→ **SHORT PROBLEM**
Work out how many lines of the listing hold the string "麻薬及び輸液製剤". Answer with that number alone.
★ ★ ★ ★ ★ ★ ★
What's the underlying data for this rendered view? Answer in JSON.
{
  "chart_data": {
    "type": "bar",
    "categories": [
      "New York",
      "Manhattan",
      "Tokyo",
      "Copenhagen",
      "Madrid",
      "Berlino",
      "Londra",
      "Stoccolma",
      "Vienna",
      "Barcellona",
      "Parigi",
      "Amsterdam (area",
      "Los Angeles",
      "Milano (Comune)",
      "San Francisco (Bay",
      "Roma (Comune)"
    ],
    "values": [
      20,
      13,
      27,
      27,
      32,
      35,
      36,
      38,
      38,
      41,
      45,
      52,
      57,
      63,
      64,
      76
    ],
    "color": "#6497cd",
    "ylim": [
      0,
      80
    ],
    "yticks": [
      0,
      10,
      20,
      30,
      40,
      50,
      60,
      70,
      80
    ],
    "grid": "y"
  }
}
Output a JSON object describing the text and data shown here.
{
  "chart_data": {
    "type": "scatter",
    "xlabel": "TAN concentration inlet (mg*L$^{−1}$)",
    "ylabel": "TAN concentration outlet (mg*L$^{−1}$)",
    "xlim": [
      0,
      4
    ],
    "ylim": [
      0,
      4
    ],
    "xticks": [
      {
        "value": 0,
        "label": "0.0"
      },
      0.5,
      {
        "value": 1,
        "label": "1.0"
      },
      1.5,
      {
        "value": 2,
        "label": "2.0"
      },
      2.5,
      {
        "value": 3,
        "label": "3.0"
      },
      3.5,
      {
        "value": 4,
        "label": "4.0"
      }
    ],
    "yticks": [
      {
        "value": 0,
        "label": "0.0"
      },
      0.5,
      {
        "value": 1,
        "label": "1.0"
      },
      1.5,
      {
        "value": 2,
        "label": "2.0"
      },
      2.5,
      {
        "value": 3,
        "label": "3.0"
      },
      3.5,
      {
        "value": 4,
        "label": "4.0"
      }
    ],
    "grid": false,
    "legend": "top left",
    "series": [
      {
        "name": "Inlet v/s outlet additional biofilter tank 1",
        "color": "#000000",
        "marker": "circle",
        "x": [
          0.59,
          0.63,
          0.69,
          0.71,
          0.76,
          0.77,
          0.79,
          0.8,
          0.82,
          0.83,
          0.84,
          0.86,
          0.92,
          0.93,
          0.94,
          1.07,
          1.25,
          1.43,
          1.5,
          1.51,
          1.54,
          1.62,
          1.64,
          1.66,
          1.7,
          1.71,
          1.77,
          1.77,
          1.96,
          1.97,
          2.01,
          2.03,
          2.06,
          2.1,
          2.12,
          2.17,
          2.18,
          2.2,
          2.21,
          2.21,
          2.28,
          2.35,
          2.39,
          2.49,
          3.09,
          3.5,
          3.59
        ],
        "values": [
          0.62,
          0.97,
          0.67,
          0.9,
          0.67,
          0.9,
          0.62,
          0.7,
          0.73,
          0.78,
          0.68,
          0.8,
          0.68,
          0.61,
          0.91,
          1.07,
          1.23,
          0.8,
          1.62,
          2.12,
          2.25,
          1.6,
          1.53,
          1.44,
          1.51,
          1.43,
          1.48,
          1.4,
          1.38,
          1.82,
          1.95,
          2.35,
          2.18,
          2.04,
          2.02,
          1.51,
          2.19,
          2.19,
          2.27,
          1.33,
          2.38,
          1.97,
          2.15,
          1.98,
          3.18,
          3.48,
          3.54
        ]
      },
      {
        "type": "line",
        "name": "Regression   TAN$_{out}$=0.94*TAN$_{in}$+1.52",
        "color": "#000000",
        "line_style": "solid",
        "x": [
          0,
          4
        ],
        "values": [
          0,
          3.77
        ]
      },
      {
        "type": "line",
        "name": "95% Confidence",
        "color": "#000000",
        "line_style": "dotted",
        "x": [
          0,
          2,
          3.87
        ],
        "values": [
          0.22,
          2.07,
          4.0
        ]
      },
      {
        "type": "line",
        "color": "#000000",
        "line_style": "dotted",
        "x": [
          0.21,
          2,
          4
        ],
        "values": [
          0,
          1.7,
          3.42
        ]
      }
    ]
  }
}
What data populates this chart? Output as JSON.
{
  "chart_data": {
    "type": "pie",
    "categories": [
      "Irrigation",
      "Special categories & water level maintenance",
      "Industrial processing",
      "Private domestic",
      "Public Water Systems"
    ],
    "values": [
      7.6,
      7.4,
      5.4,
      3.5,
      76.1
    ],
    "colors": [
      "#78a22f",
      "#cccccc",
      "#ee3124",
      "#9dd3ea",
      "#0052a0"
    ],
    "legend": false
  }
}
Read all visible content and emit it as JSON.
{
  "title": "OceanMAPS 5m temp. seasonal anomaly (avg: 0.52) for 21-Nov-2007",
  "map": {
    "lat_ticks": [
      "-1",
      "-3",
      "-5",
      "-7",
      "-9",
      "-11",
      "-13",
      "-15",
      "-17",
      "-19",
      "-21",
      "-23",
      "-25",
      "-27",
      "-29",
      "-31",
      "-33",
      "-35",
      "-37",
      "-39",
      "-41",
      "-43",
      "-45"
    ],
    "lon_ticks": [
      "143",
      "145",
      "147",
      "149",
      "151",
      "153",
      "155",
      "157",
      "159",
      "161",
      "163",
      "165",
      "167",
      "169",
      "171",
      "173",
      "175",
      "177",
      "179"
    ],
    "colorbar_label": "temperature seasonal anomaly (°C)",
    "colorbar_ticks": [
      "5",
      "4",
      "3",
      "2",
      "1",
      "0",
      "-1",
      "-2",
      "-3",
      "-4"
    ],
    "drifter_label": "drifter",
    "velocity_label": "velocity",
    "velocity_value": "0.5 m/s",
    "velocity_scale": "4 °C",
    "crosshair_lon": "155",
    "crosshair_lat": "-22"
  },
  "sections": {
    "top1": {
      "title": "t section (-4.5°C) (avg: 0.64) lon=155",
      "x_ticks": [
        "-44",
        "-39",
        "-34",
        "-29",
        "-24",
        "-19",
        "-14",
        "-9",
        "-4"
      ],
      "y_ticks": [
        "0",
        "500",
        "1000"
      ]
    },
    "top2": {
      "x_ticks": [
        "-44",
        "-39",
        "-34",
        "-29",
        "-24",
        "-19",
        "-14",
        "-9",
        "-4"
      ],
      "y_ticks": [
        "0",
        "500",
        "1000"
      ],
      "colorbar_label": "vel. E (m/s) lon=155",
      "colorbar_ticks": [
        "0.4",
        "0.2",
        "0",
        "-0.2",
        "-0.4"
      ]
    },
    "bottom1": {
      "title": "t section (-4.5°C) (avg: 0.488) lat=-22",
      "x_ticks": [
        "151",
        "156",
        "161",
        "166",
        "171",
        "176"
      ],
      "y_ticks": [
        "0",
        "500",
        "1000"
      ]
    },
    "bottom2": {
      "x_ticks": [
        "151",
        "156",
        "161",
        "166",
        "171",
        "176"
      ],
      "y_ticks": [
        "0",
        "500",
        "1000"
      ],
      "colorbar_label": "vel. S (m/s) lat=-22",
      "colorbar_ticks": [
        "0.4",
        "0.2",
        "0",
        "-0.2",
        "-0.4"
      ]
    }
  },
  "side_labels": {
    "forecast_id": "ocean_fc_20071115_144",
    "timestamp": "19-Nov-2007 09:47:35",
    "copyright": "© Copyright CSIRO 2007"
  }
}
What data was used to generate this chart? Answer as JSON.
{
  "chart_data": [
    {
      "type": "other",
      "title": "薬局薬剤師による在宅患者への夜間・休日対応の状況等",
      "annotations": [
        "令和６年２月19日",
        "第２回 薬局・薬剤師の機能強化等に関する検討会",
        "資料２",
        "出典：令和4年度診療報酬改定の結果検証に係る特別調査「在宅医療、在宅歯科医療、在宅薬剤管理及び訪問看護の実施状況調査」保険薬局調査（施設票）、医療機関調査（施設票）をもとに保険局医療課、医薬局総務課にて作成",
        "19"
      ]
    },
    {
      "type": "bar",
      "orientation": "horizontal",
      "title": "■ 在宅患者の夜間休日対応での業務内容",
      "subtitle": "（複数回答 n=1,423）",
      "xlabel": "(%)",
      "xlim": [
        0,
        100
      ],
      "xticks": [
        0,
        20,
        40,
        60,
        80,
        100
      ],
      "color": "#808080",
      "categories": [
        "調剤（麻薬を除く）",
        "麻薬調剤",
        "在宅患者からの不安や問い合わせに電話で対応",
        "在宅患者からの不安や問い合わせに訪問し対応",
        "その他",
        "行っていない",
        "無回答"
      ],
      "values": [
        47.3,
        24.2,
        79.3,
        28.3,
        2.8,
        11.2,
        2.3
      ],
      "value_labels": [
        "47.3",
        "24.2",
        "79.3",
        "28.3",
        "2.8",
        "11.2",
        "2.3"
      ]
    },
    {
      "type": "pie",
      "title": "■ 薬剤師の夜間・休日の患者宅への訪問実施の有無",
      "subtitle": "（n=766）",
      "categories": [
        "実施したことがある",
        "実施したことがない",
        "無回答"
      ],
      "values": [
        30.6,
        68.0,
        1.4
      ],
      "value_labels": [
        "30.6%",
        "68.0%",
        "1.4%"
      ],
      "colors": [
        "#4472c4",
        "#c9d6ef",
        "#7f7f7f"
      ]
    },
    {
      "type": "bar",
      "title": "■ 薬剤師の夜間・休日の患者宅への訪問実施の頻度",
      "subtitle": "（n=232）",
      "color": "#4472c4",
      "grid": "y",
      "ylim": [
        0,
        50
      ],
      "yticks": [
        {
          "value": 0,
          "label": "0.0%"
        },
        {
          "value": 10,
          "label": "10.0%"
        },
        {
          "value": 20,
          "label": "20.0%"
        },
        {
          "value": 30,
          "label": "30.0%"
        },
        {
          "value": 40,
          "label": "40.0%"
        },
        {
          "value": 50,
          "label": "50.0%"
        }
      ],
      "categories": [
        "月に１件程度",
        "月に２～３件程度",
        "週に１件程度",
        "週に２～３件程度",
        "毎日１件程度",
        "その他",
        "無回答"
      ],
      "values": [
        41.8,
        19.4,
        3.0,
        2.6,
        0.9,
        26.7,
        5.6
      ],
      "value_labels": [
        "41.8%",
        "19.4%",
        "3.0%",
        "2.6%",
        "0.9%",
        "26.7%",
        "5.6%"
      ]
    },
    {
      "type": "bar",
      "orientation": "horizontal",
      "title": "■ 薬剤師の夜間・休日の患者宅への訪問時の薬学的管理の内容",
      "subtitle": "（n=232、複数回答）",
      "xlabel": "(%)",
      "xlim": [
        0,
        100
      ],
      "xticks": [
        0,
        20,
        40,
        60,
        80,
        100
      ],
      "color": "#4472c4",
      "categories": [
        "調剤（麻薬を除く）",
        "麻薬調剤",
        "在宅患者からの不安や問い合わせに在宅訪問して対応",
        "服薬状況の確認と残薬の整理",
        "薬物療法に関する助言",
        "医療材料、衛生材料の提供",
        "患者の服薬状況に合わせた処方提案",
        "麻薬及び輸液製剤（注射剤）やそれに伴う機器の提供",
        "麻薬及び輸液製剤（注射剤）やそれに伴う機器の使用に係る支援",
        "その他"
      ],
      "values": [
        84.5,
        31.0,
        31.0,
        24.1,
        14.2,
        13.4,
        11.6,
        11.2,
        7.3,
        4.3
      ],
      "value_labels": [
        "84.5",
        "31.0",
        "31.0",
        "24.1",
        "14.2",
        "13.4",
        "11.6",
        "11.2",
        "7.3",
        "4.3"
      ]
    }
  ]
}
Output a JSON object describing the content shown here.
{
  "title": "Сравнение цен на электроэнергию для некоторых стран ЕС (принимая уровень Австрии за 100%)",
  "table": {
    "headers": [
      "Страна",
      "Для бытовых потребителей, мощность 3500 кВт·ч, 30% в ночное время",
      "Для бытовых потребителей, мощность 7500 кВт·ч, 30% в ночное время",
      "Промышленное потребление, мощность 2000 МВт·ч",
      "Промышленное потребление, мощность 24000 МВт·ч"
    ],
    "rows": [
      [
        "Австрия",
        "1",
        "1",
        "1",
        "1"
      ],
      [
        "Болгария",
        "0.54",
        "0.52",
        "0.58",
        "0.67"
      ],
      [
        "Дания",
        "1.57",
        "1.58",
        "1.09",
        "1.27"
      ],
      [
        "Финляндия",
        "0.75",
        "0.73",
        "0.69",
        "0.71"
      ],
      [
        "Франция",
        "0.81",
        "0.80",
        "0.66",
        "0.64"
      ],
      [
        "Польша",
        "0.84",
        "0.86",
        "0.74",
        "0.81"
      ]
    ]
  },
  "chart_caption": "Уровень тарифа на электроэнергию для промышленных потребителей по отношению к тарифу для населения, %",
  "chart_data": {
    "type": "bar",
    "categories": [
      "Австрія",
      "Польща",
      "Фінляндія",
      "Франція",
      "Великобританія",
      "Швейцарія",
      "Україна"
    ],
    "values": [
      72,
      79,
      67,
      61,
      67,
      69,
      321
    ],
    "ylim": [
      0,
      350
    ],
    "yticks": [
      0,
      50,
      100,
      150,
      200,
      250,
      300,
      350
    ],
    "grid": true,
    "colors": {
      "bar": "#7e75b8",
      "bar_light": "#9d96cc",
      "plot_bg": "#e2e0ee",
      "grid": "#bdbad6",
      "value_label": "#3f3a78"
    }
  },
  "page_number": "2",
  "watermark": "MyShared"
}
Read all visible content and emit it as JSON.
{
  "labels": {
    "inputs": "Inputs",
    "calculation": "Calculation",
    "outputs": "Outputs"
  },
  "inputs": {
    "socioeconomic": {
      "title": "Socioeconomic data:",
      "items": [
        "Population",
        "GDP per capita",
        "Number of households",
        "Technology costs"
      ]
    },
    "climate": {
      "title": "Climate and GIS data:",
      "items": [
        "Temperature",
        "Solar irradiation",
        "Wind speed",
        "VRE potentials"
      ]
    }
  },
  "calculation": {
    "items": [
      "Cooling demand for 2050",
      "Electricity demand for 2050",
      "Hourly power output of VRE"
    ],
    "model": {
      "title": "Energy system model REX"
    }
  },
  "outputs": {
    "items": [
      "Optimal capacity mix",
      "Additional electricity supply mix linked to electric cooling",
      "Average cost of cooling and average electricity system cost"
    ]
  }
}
★ ★ ★ ★ ★ ★ ★
→ **EXERCISE ANSWER**
2